> [INFORMATION SUPPLIED]:
________________________________________

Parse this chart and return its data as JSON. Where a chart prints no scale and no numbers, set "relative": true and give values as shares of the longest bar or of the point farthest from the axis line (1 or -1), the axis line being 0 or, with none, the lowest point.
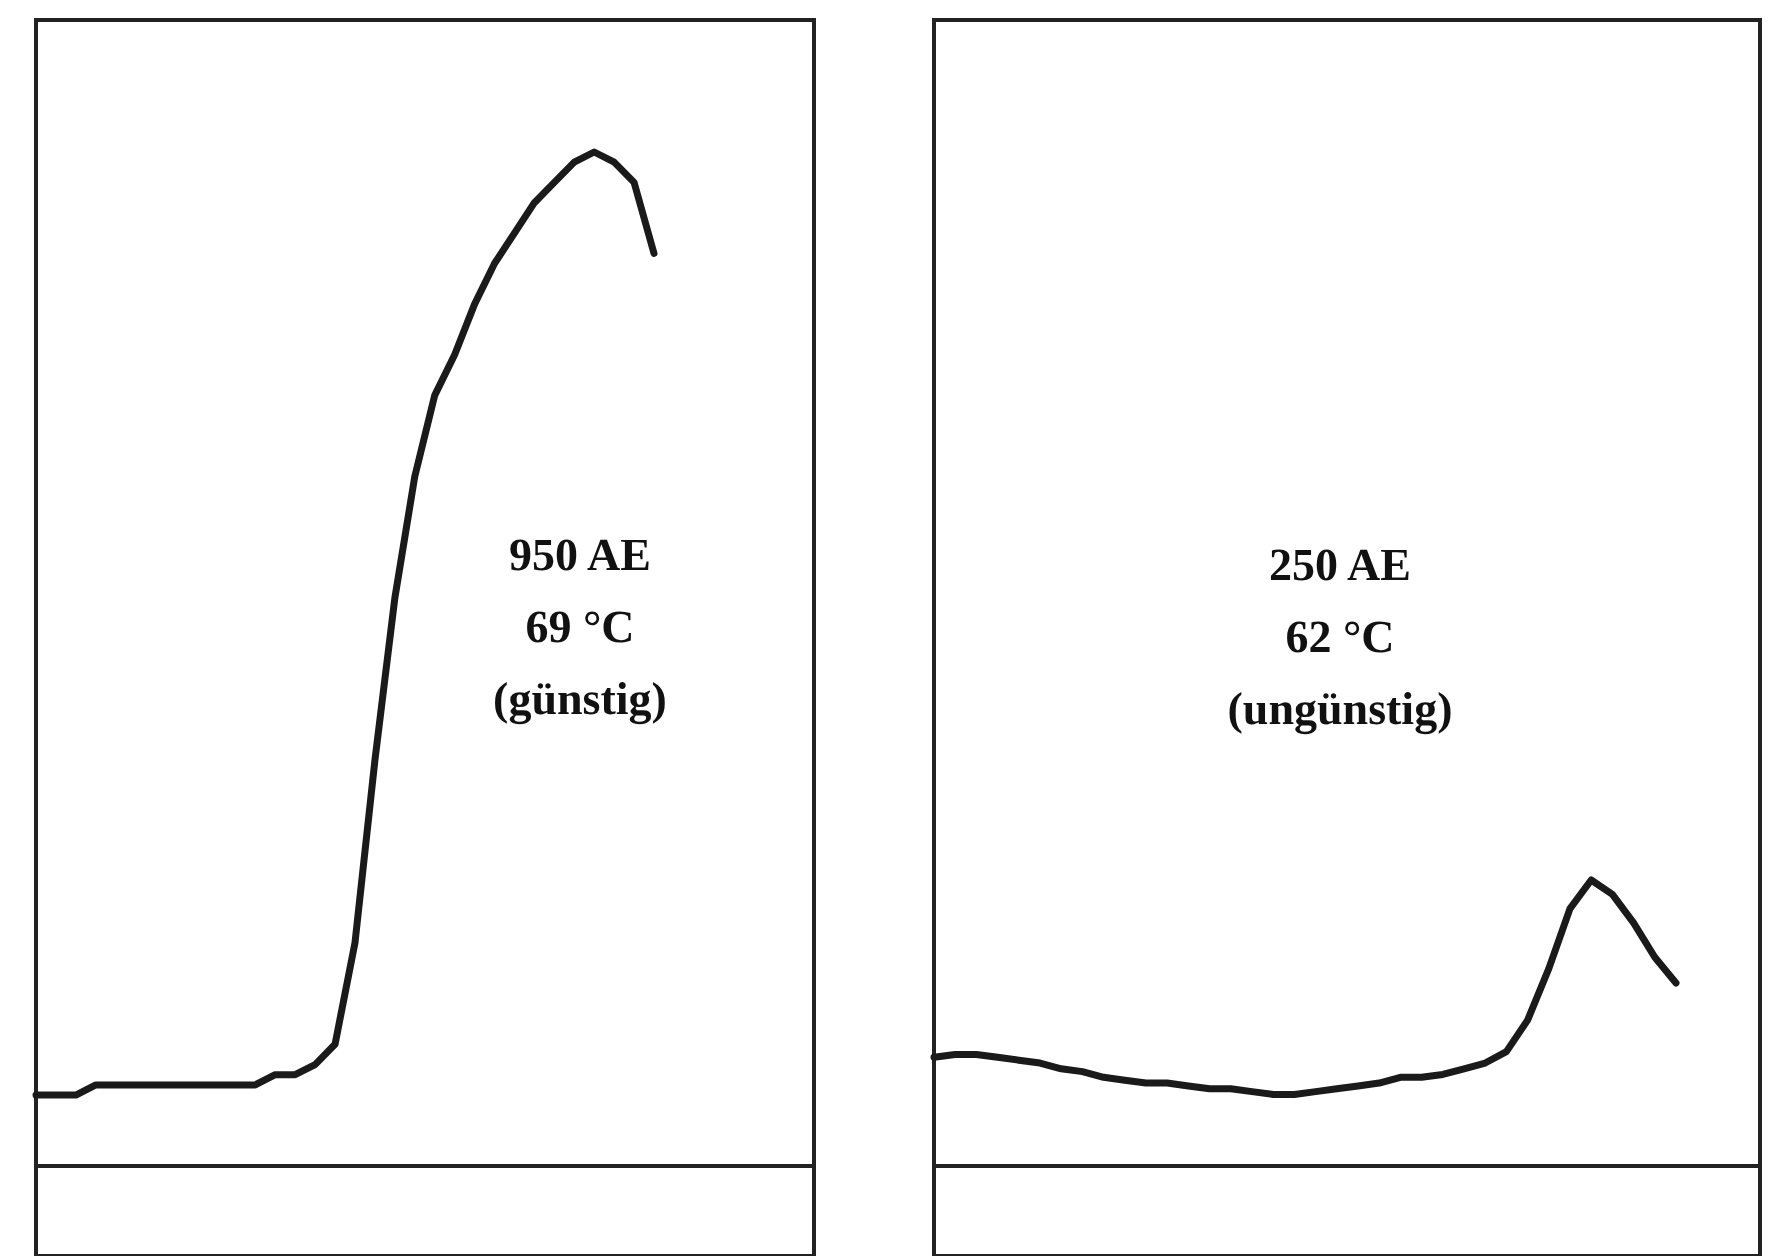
{
  "chart_data": [
    {
      "type": "line",
      "relative": true,
      "categories": [
        null,
        null,
        null,
        null,
        null,
        null,
        null,
        null,
        null,
        null,
        null,
        null,
        null,
        null,
        null,
        null,
        null,
        null,
        null,
        null,
        null,
        null,
        null,
        null,
        null,
        null,
        null,
        null,
        null,
        null,
        null,
        null
      ],
      "series": [
        {
          "color": "#1a1a1a",
          "values": [
            0.07,
            0.07,
            0.07,
            0.08,
            0.08,
            0.08,
            0.08,
            0.08,
            0.08,
            0.08,
            0.08,
            0.08,
            0.09,
            0.09,
            0.1,
            0.12,
            0.22,
            0.4,
            0.56,
            0.68,
            0.76,
            0.8,
            0.85,
            0.89,
            0.92,
            0.95,
            0.97,
            0.99,
            1,
            0.99,
            0.97,
            0.9
          ]
        }
      ],
      "annotations": [
        "950 AE",
        "69 °C",
        "(günstig)"
      ]
    },
    {
      "type": "line",
      "relative": true,
      "categories": [
        null,
        null,
        null,
        null,
        null,
        null,
        null,
        null,
        null,
        null,
        null,
        null,
        null,
        null,
        null,
        null,
        null,
        null,
        null,
        null,
        null,
        null,
        null,
        null,
        null,
        null,
        null,
        null,
        null,
        null,
        null,
        null,
        null,
        null,
        null,
        null
      ],
      "series": [
        {
          "color": "#1a1a1a",
          "values": [
            0.38,
            0.39,
            0.39,
            0.38,
            0.37,
            0.36,
            0.34,
            0.33,
            0.31,
            0.3,
            0.29,
            0.29,
            0.28,
            0.27,
            0.27,
            0.26,
            0.25,
            0.25,
            0.26,
            0.27,
            0.28,
            0.29,
            0.31,
            0.31,
            0.32,
            0.34,
            0.36,
            0.4,
            0.51,
            0.69,
            0.9,
            1,
            0.95,
            0.85,
            0.73,
            0.64
          ]
        }
      ],
      "annotations": [
        "250 AE",
        "62 °C",
        "(ungünstig)"
      ]
    }
  ]
}
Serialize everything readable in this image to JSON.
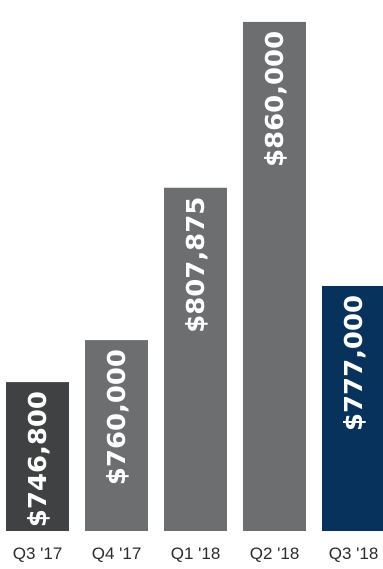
{
  "chart_data": {
    "type": "bar",
    "categories": [
      "Q3 '17",
      "Q4 '17",
      "Q1 '18",
      "Q2 '18",
      "Q3 '18"
    ],
    "values": [
      746800,
      760000,
      807875,
      860000,
      777000
    ],
    "data_labels": [
      "$746,800",
      "$760,000",
      "$807,875",
      "$860,000",
      "$777,000"
    ],
    "title": "",
    "xlabel": "",
    "ylabel": "",
    "ylim": [
      700000,
      865000
    ],
    "grid": false,
    "legend": "none",
    "bar_colors": [
      "#404142",
      "#6d6e70",
      "#6d6e70",
      "#6d6e70",
      "#06325b"
    ]
  }
}
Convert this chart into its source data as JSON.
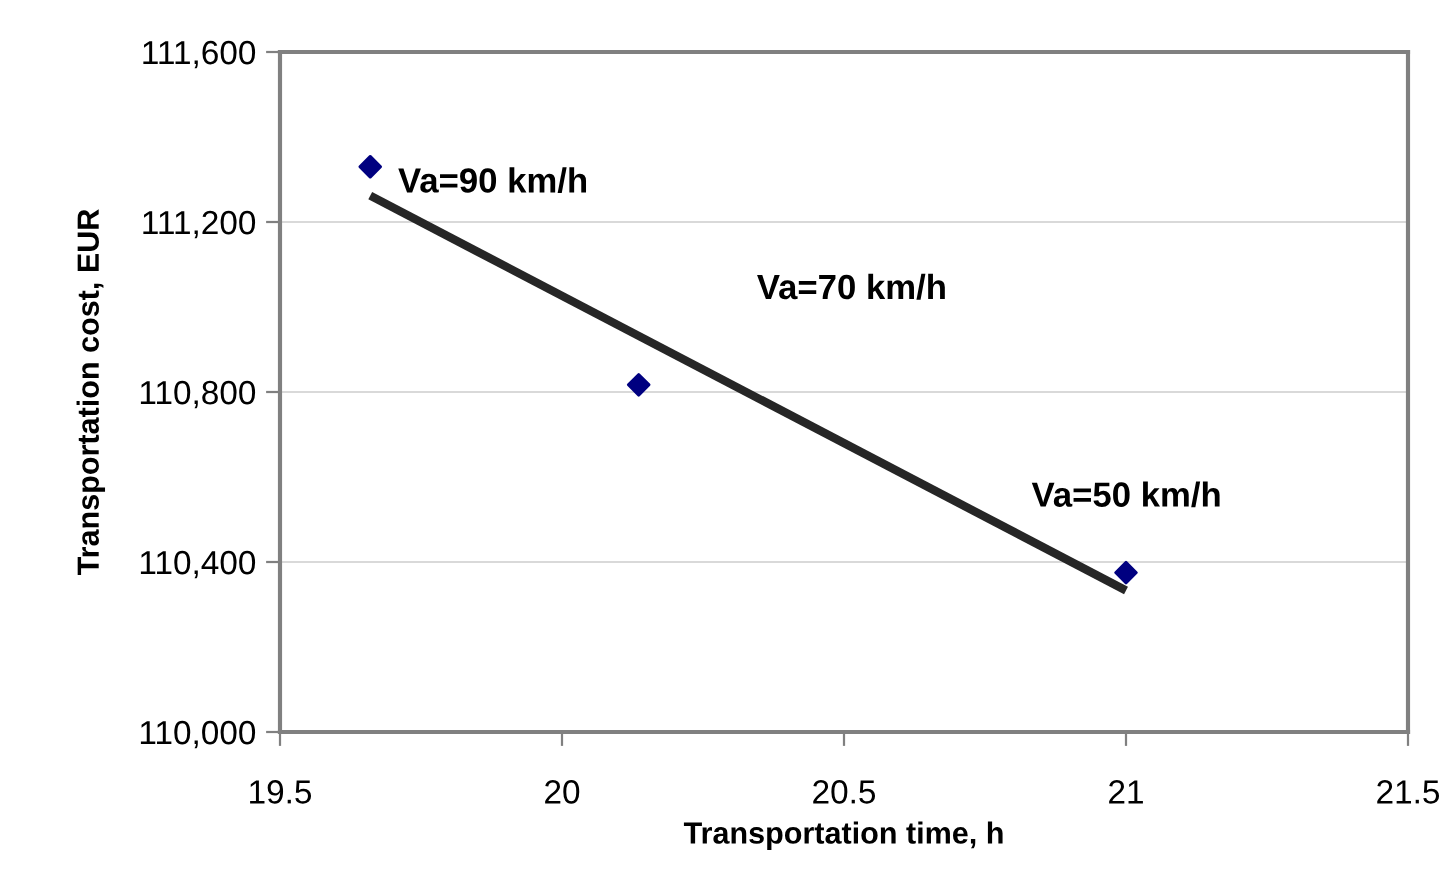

________________________________________

> [YOUR INSTRUCTIONS]:
Each line in the listing above that contains "this" should be copied.

> [EXERCISE RESULT]:
Parse this chart and return its data as JSON. Where a chart prints no scale and no numbers, set "relative": true and give values as shares of the longest bar or of the point farthest from the axis line (1 or -1), the axis line being 0 or, with none, the lowest point.
Serialize everything readable in this image to JSON.
Convert this chart into its source data as JSON.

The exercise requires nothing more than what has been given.